# Task goal:
Extract the lines that carry the string "school" from the listing.

Records from a collection

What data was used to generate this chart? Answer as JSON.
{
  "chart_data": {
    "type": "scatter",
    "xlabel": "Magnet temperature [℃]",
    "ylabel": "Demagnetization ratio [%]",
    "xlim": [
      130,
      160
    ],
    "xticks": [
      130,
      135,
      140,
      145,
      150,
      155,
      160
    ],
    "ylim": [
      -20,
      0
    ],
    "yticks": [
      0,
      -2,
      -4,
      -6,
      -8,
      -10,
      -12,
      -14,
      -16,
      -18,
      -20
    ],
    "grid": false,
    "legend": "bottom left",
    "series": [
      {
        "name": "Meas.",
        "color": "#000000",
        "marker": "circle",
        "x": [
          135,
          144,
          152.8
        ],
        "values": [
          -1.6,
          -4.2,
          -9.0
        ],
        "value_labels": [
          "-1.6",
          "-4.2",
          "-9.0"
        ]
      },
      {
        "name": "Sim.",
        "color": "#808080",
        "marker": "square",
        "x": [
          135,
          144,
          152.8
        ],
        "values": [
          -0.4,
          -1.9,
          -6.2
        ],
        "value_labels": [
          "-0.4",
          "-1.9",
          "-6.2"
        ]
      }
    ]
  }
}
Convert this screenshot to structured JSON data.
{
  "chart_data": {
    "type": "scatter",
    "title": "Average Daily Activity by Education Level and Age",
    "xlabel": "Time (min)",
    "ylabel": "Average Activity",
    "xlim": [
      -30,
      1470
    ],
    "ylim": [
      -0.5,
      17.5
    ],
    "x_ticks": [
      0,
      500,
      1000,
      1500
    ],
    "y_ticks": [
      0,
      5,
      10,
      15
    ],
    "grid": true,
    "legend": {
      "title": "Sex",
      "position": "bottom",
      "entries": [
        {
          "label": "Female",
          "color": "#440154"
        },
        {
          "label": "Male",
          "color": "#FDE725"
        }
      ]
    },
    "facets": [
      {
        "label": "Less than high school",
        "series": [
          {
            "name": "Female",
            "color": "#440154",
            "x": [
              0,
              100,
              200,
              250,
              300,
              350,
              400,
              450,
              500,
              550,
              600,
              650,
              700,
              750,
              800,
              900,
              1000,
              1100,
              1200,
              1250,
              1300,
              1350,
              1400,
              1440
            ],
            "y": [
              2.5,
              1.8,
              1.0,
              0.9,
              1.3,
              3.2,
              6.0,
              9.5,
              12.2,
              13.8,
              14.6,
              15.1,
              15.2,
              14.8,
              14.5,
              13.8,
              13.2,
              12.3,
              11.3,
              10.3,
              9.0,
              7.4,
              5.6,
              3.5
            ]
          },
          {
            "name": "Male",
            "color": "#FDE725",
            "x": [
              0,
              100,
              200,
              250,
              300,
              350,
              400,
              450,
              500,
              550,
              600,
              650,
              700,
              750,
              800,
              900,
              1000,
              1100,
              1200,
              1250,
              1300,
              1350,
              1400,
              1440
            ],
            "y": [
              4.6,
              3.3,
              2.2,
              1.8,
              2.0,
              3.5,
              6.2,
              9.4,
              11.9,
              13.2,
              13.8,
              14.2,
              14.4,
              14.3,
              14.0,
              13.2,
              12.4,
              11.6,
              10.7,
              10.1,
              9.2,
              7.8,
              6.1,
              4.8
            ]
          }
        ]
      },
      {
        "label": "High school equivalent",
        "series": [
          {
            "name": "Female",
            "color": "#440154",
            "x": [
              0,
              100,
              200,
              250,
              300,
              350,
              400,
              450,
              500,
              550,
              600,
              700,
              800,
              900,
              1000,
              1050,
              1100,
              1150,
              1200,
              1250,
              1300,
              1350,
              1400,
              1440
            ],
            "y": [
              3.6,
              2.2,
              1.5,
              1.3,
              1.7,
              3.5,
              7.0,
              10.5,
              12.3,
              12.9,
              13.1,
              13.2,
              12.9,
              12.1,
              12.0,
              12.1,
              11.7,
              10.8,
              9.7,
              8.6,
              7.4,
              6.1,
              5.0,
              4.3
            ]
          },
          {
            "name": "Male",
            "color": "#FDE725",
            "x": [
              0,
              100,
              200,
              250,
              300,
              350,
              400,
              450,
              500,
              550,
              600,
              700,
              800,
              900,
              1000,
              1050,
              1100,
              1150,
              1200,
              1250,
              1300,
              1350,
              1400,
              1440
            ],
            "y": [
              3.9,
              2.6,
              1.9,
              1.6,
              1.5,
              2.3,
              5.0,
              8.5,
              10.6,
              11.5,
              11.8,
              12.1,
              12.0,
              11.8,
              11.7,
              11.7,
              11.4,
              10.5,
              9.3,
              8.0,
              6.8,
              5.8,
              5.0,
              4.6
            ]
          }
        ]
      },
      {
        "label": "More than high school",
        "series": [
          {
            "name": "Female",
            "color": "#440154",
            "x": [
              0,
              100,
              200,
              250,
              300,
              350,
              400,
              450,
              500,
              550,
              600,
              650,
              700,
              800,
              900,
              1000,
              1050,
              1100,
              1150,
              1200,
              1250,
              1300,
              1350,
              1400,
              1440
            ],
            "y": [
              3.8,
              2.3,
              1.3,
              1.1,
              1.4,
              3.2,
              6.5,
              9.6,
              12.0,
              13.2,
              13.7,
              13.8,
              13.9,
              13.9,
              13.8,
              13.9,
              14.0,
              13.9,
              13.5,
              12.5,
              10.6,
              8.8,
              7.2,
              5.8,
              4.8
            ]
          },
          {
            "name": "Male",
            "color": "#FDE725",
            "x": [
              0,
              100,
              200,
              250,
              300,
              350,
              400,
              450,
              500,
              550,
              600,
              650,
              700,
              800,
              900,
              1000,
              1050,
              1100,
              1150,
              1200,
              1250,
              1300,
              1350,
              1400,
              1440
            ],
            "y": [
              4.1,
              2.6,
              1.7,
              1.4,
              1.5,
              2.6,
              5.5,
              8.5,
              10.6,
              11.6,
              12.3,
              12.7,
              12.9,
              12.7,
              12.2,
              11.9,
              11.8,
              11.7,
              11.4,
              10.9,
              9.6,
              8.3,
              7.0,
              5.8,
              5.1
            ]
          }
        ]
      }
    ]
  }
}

# Task output:
        "label": "Less than high school",
        "label": "High school equivalent",
        "label": "More than high school",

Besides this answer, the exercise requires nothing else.